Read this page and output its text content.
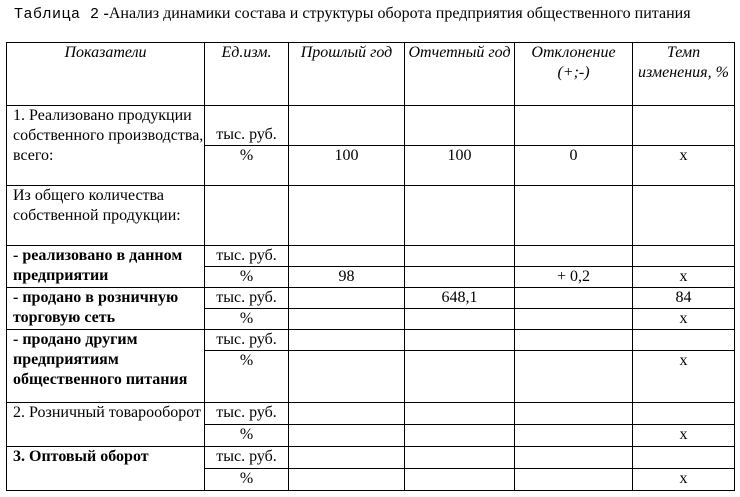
Таблица 2 -Анализ динамики состава и структуры оборота предприятия общественного питания
Показатели	Ед.изм.	Прошлый год	Отчетный год	Отклонение (+;-)	Темп изменения, %
1. Реализовано продукции собственного производства, всего:	тыс. руб.				
	%	100	100	0	х
Из общего количества собственной продукции:					
- реализовано в данном предприятии	тыс. руб.				
	%	98		+ 0,2	х
- продано в розничную торговую сеть	тыс. руб.		648,1		84
	%				х
- продано другим предприятиям общественного питания	тыс. руб.				
	%				х
2. Розничный товарооборот	тыс. руб.				
	%				х
3. Оптовый оборот	тыс. руб.				
	%				х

----

TASK INSTRUCTIONS
Your task is to set down the records shown above exactly, minus any pictures.

COMPLETE OUTPUT
Read this page and output its text content.
Таблица 2 -Анализ динамики состава и структуры оборота предприятия общественного питания
Показатели	Ед.изм.	Прошлый год	Отчетный год	Отклонение (+;-)	Темп изменения, %
1. Реализовано продукции собственного производства, всего:	тыс. руб.				
	%	100	100	0	х
Из общего количества собственной продукции:					
- реализовано в данном предприятии	тыс. руб.				
	%	98		+ 0,2	х
- продано в розничную торговую сеть	тыс. руб.		648,1		84
	%				х
- продано другим предприятиям общественного питания	тыс. руб.				
	%				х
2. Розничный товарооборот	тыс. руб.				
	%				х
3. Оптовый оборот	тыс. руб.				
	%				х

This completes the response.